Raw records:
%%

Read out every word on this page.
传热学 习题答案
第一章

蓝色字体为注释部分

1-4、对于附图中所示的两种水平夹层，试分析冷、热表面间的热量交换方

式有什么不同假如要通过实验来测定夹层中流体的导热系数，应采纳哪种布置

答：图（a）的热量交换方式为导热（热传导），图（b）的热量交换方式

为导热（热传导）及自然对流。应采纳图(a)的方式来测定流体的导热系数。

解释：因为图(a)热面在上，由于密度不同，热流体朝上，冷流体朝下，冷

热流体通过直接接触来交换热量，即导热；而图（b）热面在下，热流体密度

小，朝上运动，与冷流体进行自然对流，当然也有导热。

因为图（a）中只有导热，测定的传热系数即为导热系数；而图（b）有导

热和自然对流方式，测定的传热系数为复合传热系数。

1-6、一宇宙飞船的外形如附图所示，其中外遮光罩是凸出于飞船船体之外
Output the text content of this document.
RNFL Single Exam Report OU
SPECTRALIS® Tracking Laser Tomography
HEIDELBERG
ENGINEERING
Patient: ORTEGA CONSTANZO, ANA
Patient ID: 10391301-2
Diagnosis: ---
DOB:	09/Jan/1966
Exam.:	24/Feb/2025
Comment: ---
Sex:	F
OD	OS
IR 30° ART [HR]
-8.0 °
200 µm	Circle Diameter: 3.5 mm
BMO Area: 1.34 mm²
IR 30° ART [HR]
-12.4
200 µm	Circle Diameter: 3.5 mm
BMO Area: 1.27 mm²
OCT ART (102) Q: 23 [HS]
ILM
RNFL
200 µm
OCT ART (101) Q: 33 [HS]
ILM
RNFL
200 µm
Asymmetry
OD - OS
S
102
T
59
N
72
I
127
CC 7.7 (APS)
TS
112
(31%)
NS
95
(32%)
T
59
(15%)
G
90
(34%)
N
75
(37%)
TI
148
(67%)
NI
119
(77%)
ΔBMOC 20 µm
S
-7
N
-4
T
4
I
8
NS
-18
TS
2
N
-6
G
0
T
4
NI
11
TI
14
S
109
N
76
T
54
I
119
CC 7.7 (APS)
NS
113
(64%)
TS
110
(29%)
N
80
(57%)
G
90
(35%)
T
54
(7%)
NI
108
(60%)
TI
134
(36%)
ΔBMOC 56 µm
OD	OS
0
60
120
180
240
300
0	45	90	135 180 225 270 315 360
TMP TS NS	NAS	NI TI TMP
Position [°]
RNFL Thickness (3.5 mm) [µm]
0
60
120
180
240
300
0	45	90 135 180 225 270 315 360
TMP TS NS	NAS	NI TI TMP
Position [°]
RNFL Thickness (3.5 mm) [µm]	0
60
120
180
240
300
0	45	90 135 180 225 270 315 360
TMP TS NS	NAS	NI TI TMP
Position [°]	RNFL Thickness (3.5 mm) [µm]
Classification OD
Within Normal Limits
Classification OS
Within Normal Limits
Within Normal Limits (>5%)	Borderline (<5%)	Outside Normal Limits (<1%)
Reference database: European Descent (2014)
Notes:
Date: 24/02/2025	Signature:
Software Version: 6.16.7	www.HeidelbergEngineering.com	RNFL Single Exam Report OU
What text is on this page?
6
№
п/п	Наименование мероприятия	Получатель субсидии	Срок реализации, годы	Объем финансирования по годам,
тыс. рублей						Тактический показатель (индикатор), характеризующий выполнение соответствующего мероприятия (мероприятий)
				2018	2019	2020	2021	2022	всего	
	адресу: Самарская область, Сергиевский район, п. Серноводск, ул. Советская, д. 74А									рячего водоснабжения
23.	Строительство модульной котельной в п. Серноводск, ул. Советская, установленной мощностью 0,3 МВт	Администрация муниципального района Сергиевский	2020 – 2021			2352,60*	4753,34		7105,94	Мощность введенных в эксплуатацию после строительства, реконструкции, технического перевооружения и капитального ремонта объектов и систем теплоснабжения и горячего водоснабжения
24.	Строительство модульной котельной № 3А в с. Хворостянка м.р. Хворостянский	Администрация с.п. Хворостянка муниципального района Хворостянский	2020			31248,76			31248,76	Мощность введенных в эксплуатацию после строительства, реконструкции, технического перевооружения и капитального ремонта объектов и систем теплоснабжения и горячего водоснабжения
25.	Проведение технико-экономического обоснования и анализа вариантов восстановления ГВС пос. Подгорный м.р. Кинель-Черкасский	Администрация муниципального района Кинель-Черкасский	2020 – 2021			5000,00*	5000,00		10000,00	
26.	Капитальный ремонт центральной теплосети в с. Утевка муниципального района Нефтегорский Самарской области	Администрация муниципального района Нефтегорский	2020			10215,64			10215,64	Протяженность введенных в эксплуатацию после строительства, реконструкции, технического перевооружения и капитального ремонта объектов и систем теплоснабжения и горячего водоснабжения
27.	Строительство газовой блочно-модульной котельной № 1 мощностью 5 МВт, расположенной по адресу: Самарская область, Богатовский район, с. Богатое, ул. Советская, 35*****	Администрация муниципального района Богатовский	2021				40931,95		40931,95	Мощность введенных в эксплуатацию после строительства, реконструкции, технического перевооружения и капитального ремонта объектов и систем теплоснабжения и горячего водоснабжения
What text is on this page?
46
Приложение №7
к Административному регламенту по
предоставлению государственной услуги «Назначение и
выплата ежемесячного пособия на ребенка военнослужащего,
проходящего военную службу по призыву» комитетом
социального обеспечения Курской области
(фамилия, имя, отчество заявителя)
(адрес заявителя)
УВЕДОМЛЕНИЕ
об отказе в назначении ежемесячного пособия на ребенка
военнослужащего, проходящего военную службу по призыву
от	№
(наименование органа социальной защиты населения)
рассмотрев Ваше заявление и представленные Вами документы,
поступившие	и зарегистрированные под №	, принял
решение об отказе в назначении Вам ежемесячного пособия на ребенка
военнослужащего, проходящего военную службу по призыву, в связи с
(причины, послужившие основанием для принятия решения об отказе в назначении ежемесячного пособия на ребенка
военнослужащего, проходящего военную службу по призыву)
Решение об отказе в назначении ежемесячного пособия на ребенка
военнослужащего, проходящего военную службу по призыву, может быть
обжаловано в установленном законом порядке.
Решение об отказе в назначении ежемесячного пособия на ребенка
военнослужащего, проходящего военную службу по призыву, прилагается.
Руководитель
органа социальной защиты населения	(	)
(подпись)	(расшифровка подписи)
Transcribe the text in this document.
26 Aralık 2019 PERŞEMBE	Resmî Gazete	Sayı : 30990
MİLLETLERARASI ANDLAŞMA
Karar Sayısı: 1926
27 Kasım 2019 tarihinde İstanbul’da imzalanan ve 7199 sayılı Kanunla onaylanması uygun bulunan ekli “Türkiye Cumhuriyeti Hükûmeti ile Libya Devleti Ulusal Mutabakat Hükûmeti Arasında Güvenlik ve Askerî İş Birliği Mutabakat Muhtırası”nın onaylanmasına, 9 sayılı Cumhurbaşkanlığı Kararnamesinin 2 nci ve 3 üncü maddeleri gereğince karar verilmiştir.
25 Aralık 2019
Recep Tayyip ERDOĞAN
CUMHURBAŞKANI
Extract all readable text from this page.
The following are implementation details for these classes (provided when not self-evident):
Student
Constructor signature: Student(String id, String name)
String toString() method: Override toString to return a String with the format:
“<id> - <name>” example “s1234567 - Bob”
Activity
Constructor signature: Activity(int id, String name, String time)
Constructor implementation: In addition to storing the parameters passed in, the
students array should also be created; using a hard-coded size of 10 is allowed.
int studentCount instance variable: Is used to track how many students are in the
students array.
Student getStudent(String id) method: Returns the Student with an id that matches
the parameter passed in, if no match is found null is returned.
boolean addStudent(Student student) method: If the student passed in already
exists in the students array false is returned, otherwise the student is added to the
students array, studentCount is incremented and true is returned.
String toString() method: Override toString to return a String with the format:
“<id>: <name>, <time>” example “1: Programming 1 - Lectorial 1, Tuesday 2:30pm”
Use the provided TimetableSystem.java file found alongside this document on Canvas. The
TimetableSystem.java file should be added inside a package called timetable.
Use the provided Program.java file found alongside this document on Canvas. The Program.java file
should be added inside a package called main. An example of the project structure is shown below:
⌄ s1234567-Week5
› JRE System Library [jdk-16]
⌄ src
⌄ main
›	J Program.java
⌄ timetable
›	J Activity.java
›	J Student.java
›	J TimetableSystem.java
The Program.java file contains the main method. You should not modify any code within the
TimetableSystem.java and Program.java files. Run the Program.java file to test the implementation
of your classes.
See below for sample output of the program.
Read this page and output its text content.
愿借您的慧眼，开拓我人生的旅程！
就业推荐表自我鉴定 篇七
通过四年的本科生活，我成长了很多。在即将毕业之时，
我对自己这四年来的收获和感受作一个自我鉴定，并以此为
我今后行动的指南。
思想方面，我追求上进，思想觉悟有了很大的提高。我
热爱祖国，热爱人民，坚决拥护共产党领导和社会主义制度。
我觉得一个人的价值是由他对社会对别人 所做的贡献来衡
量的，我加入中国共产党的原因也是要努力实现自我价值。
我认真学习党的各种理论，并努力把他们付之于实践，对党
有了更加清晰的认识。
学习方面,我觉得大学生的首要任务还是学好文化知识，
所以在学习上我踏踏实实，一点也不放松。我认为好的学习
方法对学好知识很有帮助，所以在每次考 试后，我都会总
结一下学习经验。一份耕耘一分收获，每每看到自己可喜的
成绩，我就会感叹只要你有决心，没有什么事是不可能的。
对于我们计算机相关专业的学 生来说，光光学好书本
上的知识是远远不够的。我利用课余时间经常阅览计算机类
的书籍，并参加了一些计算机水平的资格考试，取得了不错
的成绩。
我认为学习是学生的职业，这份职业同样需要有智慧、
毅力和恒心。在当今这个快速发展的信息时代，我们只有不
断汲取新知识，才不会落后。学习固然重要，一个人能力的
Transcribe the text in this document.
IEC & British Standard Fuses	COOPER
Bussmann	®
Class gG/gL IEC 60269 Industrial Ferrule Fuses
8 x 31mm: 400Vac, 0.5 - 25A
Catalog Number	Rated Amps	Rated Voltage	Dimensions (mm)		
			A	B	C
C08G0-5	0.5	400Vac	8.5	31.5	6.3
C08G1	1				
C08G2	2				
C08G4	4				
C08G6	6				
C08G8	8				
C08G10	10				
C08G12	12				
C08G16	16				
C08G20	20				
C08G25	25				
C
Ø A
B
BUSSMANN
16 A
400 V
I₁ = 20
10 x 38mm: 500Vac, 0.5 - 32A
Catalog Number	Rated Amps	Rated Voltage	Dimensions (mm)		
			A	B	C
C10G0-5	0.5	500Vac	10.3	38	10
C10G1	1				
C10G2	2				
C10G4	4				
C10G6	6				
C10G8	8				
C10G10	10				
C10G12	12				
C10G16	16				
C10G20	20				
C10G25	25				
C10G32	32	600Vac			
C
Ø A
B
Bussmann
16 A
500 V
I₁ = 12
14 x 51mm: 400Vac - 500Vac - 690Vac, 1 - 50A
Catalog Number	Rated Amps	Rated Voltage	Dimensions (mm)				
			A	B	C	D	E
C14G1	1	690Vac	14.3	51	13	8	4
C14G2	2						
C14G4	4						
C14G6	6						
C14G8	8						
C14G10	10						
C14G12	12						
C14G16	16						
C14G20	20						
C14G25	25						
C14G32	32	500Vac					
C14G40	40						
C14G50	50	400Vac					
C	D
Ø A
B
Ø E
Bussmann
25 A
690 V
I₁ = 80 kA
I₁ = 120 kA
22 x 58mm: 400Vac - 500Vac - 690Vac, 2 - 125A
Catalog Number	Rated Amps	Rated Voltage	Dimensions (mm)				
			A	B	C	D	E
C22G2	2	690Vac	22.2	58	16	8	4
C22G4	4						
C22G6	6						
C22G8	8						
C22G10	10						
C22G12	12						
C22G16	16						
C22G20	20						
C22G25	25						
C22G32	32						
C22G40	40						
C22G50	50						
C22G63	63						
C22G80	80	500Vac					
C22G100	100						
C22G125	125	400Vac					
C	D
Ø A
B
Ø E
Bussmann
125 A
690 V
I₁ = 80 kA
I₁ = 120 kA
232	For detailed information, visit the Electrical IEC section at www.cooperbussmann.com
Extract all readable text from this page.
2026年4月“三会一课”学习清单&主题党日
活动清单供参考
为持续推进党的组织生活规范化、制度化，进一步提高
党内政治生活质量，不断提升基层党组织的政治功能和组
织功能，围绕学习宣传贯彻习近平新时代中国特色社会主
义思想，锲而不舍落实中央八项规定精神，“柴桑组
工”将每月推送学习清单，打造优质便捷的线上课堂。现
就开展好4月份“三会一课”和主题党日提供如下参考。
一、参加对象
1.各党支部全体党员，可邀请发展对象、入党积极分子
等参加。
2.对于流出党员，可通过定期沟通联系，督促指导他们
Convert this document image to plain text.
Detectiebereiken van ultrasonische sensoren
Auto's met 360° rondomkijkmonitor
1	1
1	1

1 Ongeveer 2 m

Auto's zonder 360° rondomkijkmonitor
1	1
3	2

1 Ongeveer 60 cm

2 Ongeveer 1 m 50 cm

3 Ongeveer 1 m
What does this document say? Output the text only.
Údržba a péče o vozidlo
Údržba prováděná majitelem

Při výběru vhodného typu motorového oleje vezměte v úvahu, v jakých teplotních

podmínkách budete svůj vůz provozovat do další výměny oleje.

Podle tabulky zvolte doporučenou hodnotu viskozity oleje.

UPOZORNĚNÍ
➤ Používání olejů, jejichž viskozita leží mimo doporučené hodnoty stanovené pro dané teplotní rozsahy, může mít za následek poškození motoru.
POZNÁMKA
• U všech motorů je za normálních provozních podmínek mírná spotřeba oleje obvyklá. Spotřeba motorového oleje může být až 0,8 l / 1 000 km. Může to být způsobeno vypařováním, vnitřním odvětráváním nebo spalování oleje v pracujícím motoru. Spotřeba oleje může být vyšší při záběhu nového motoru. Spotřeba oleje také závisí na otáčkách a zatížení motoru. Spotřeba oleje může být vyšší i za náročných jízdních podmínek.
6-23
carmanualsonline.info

%%

WHAT YOU HAVE TO DO
List each line of the entries that holds the string "passed".

SOLUTION TO THIS TASK
Constructor implementation: In addition to storing the parameters passed in, the
the parameter passed in, if no match is found null is returned.
boolean addStudent(Student student) method: If the student passed in already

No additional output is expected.